Begin

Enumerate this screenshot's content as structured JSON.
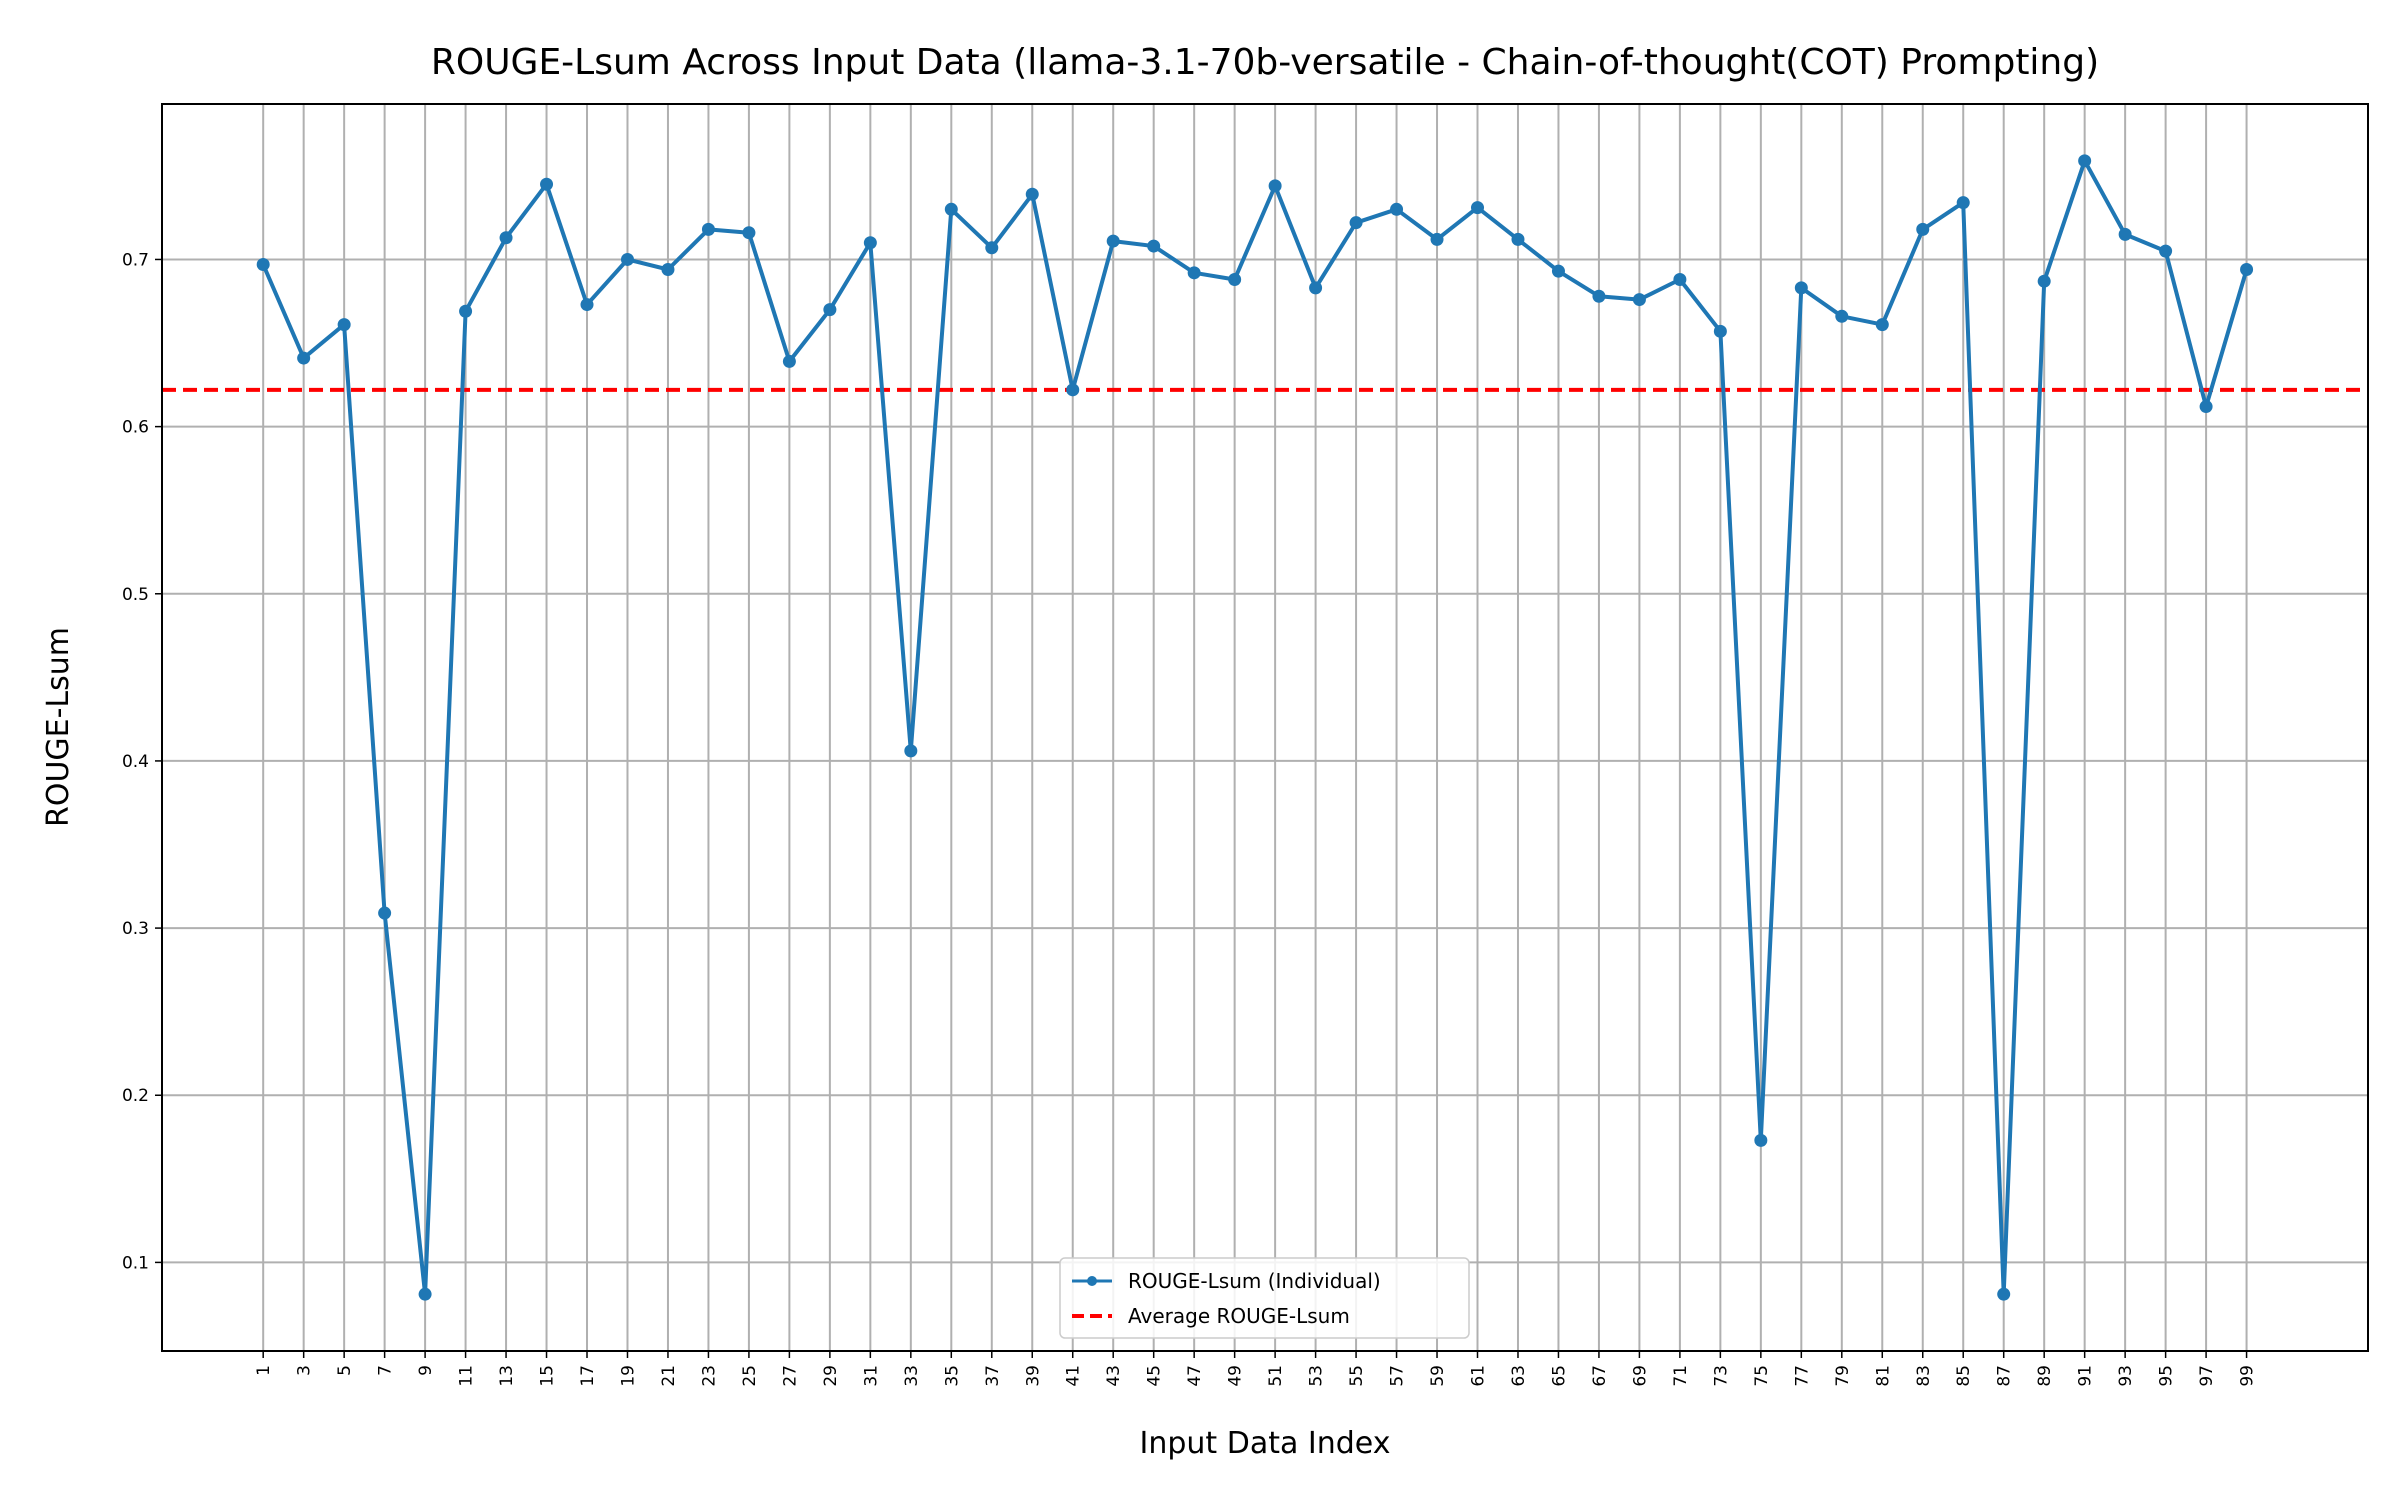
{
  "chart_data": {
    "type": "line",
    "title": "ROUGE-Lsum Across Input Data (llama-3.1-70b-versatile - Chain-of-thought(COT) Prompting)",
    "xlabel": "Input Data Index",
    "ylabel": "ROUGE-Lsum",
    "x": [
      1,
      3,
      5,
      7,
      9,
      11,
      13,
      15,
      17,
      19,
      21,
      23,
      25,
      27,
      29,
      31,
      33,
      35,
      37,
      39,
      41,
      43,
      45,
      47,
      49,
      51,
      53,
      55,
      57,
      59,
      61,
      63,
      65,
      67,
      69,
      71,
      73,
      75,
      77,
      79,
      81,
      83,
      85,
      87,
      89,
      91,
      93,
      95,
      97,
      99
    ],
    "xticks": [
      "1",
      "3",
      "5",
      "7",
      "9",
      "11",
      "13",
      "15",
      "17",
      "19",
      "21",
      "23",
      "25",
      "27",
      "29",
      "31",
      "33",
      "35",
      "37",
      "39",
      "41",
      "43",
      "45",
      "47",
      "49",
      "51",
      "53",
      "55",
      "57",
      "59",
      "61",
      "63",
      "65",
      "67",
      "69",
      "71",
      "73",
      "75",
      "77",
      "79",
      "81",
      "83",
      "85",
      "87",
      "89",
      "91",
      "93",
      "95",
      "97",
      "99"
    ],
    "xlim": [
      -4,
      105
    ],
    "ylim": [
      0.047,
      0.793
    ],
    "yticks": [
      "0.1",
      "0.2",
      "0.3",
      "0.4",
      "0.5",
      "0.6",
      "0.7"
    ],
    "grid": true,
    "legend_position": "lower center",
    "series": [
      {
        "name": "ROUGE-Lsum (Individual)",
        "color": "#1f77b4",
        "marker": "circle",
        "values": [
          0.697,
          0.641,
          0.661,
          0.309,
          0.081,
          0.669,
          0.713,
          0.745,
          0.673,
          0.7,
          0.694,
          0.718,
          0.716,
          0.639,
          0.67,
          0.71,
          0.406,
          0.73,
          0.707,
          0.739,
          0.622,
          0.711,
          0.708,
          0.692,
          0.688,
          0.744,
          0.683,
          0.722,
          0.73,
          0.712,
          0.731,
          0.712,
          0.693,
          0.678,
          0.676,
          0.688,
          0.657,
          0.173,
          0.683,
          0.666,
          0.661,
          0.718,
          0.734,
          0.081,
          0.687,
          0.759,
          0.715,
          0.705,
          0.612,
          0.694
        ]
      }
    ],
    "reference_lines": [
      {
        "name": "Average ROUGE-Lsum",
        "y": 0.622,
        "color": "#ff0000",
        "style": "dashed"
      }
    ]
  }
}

End
Begin

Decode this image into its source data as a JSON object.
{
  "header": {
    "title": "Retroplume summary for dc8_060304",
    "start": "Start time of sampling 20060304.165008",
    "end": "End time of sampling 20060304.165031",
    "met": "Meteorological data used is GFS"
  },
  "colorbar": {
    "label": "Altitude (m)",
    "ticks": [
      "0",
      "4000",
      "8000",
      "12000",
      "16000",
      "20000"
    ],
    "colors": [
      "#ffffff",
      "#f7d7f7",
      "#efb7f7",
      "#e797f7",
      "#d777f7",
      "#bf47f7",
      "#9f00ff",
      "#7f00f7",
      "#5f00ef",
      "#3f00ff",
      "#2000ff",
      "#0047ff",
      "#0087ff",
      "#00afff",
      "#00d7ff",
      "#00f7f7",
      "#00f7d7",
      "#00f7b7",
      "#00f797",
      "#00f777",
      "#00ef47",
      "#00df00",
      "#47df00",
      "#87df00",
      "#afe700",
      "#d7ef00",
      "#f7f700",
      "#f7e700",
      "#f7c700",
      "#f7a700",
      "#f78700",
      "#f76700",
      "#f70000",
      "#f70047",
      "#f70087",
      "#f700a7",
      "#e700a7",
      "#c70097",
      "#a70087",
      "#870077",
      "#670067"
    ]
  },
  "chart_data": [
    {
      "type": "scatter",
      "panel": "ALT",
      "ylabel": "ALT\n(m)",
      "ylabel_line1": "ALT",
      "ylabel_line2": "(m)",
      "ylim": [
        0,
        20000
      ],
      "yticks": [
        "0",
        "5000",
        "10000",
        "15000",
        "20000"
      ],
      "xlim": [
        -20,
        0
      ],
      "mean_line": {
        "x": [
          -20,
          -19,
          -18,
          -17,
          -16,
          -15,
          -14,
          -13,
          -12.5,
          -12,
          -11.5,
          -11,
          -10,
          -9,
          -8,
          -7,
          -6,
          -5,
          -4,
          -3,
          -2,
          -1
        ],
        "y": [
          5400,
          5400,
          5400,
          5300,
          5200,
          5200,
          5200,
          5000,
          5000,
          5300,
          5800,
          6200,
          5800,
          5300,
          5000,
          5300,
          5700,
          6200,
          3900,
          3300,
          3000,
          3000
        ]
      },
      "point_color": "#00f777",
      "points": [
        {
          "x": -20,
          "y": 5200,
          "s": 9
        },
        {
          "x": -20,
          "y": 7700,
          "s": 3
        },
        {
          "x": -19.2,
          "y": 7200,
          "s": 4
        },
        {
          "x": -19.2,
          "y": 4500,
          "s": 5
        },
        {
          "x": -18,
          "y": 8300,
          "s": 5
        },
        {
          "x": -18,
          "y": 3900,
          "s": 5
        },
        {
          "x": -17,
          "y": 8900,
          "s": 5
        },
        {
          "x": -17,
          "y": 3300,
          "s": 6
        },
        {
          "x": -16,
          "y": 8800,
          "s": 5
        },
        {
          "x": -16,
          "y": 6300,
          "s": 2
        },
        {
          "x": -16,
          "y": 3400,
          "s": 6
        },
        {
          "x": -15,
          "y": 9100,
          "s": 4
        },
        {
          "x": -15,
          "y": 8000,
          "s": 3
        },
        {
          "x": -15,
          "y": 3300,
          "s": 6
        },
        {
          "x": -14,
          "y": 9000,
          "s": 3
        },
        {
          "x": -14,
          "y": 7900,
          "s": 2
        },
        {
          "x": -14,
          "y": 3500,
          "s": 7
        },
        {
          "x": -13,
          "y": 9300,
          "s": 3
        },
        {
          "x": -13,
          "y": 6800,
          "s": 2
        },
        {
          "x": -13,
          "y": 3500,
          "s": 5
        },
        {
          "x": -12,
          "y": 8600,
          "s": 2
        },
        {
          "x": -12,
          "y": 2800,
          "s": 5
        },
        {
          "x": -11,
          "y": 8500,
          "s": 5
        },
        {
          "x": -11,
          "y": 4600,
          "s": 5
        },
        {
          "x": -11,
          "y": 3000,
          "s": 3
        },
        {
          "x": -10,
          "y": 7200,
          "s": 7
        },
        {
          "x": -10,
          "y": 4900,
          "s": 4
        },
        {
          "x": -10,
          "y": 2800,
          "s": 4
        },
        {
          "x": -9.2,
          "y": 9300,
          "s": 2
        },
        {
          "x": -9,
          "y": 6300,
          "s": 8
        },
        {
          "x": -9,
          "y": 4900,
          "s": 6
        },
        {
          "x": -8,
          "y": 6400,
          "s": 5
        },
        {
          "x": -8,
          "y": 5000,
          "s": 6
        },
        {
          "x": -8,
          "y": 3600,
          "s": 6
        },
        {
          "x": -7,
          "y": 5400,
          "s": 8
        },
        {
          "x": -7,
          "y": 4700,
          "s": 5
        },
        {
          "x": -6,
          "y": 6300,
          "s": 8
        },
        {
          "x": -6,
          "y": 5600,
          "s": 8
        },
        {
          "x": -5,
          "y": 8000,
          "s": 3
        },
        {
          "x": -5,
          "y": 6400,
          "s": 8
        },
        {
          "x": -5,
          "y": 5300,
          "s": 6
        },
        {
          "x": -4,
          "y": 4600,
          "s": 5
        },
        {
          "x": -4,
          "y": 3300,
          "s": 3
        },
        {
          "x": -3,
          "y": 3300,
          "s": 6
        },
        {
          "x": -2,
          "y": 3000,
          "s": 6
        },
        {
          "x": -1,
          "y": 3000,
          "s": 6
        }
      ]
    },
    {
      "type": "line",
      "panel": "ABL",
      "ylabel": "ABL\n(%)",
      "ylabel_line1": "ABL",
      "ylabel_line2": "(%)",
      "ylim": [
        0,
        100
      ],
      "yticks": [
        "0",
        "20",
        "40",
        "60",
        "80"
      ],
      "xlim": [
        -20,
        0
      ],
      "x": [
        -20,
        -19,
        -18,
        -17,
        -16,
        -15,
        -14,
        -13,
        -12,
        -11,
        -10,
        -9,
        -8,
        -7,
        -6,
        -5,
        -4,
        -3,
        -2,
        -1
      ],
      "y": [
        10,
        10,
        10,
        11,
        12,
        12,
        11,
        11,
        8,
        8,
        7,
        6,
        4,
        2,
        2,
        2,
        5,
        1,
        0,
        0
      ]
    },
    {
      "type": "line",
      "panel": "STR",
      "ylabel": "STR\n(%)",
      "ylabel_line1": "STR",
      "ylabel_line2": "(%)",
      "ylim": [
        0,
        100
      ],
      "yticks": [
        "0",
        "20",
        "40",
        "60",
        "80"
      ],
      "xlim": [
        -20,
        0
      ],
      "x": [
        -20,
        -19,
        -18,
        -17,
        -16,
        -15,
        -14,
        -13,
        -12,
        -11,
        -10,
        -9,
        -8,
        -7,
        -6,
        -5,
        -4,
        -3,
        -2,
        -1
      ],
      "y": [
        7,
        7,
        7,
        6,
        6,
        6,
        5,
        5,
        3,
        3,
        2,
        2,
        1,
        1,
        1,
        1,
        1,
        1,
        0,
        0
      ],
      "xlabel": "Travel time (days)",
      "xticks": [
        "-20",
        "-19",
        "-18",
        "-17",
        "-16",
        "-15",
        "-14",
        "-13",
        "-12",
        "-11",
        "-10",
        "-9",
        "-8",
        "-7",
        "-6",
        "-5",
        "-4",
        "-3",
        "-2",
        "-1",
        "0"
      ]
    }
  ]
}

End

#### [Given problem]
Where a line in the material contains "title", copy that line.

#### [Result]
    "title": "ROUGE-Lsum Across Input Data (llama-3.1-70b-versatile - Chain-of-thought(COT) Prompting)",
    "title": "Retroplume summary for dc8_060304",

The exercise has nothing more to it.